SET PROBLEM:
Without the pictures, return each record as it appears.

SUPPLIED INFORMATION:

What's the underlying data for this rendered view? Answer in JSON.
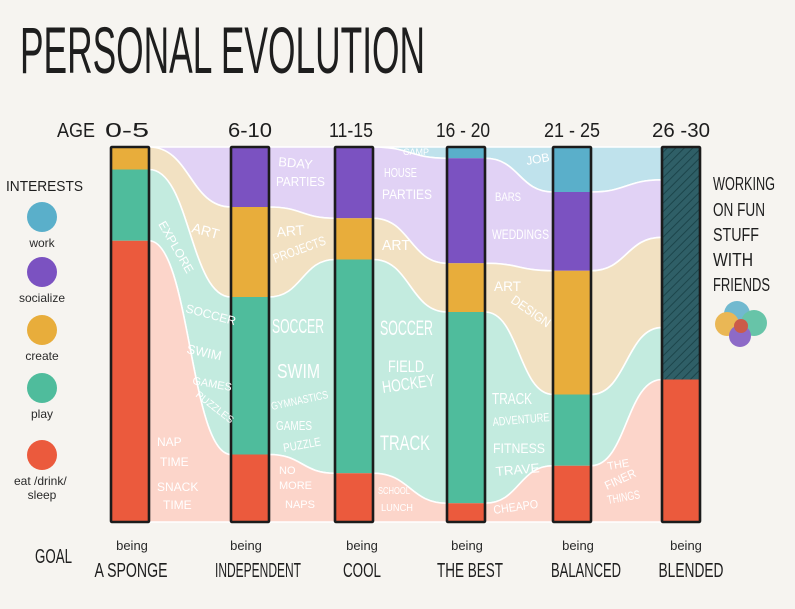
{
  "chart_data": {
    "type": "bar",
    "stacked": true,
    "orientation": "vertical",
    "title": "PERSONAL EVOLUTION",
    "xlabel": "AGE",
    "ylabel": "",
    "ylim": [
      0,
      100
    ],
    "grid": false,
    "legend": {
      "title": "INTERESTS",
      "position": "left"
    },
    "categories": [
      "0-5",
      "6-10",
      "11-15",
      "16 - 20",
      "21 - 25",
      "26 -30"
    ],
    "series": [
      {
        "name": "work",
        "color": "#5AAFCA",
        "flow_color": "#BFE2EC",
        "values": [
          0,
          0,
          0,
          3,
          12,
          0
        ]
      },
      {
        "name": "socialize",
        "color": "#7B52C1",
        "flow_color": "#E1D2F5",
        "values": [
          0,
          16,
          19,
          28,
          21,
          0
        ]
      },
      {
        "name": "create",
        "color": "#E8AD3B",
        "flow_color": "#F2E1C2",
        "values": [
          6,
          24,
          11,
          13,
          33,
          0
        ]
      },
      {
        "name": "play",
        "color": "#4FBC9C",
        "flow_color": "#C3EBDF",
        "values": [
          19,
          42,
          57,
          51,
          19,
          0
        ]
      },
      {
        "name": "eat /drink/ sleep",
        "color": "#EB5A3D",
        "flow_color": "#FCD5CA",
        "values": [
          75,
          18,
          13,
          5,
          15,
          38
        ]
      }
    ],
    "blended": {
      "category": "26 -30",
      "value": 62,
      "color": "#2F5F67",
      "label_lines": [
        "WORKING",
        "ON FUN",
        "STUFF",
        "WITH",
        "FRIENDS"
      ]
    },
    "goal_label": "GOAL",
    "goals": [
      {
        "prefix": "being",
        "text": "A SPONGE"
      },
      {
        "prefix": "being",
        "text": "INDEPENDENT"
      },
      {
        "prefix": "being",
        "text": "COOL"
      },
      {
        "prefix": "being",
        "text": "THE BEST"
      },
      {
        "prefix": "being",
        "text": "BALANCED"
      },
      {
        "prefix": "being",
        "text": "BLENDED"
      }
    ],
    "flow_labels": [
      [
        "ART",
        "EXPLORE",
        "SOCCER",
        "SWIM",
        "GAMES",
        "PUZZLES",
        "NAP",
        "TIME",
        "SNACK",
        "TIME"
      ],
      [
        "BDAY",
        "PARTIES",
        "ART",
        "PROJECTS",
        "SOCCER",
        "SWIM",
        "GYMNASTICS",
        "GAMES",
        "PUZZLE",
        "NO",
        "MORE",
        "NAPS"
      ],
      [
        "CAMP",
        "HOUSE",
        "PARTIES",
        "ART",
        "SOCCER",
        "FIELD",
        "HOCKEY",
        "TRACK",
        "SCHOOL",
        "LUNCH"
      ],
      [
        "JOB",
        "BARS",
        "WEDDINGS",
        "ART",
        "DESIGN",
        "TRACK",
        "ADVENTURE",
        "FITNESS",
        "TRAVE",
        "CHEAPO"
      ],
      [
        "THE",
        "FINER",
        "THINGS"
      ]
    ]
  }
}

OUTPUT BELOW:
What's the underlying data for this rendered view? Answer in JSON.
{
  "chart_data": {
    "type": "bar",
    "stacked": true,
    "orientation": "vertical",
    "title": "PERSONAL EVOLUTION",
    "xlabel": "AGE",
    "ylabel": "",
    "ylim": [
      0,
      100
    ],
    "grid": false,
    "legend": {
      "title": "INTERESTS",
      "position": "left"
    },
    "categories": [
      "0-5",
      "6-10",
      "11-15",
      "16 - 20",
      "21 - 25",
      "26 -30"
    ],
    "series": [
      {
        "name": "work",
        "color": "#5AAFCA",
        "flow_color": "#BFE2EC",
        "values": [
          0,
          0,
          0,
          3,
          12,
          0
        ]
      },
      {
        "name": "socialize",
        "color": "#7B52C1",
        "flow_color": "#E1D2F5",
        "values": [
          0,
          16,
          19,
          28,
          21,
          0
        ]
      },
      {
        "name": "create",
        "color": "#E8AD3B",
        "flow_color": "#F2E1C2",
        "values": [
          6,
          24,
          11,
          13,
          33,
          0
        ]
      },
      {
        "name": "play",
        "color": "#4FBC9C",
        "flow_color": "#C3EBDF",
        "values": [
          19,
          42,
          57,
          51,
          19,
          0
        ]
      },
      {
        "name": "eat /drink/ sleep",
        "color": "#EB5A3D",
        "flow_color": "#FCD5CA",
        "values": [
          75,
          18,
          13,
          5,
          15,
          38
        ]
      }
    ],
    "blended": {
      "category": "26 -30",
      "value": 62,
      "color": "#2F5F67",
      "label_lines": [
        "WORKING",
        "ON FUN",
        "STUFF",
        "WITH",
        "FRIENDS"
      ]
    },
    "goal_label": "GOAL",
    "goals": [
      {
        "prefix": "being",
        "text": "A SPONGE"
      },
      {
        "prefix": "being",
        "text": "INDEPENDENT"
      },
      {
        "prefix": "being",
        "text": "COOL"
      },
      {
        "prefix": "being",
        "text": "THE BEST"
      },
      {
        "prefix": "being",
        "text": "BALANCED"
      },
      {
        "prefix": "being",
        "text": "BLENDED"
      }
    ],
    "flow_labels": [
      [
        "ART",
        "EXPLORE",
        "SOCCER",
        "SWIM",
        "GAMES",
        "PUZZLES",
        "NAP",
        "TIME",
        "SNACK",
        "TIME"
      ],
      [
        "BDAY",
        "PARTIES",
        "ART",
        "PROJECTS",
        "SOCCER",
        "SWIM",
        "GYMNASTICS",
        "GAMES",
        "PUZZLE",
        "NO",
        "MORE",
        "NAPS"
      ],
      [
        "CAMP",
        "HOUSE",
        "PARTIES",
        "ART",
        "SOCCER",
        "FIELD",
        "HOCKEY",
        "TRACK",
        "SCHOOL",
        "LUNCH"
      ],
      [
        "JOB",
        "BARS",
        "WEDDINGS",
        "ART",
        "DESIGN",
        "TRACK",
        "ADVENTURE",
        "FITNESS",
        "TRAVE",
        "CHEAPO"
      ],
      [
        "THE",
        "FINER",
        "THINGS"
      ]
    ]
  }
}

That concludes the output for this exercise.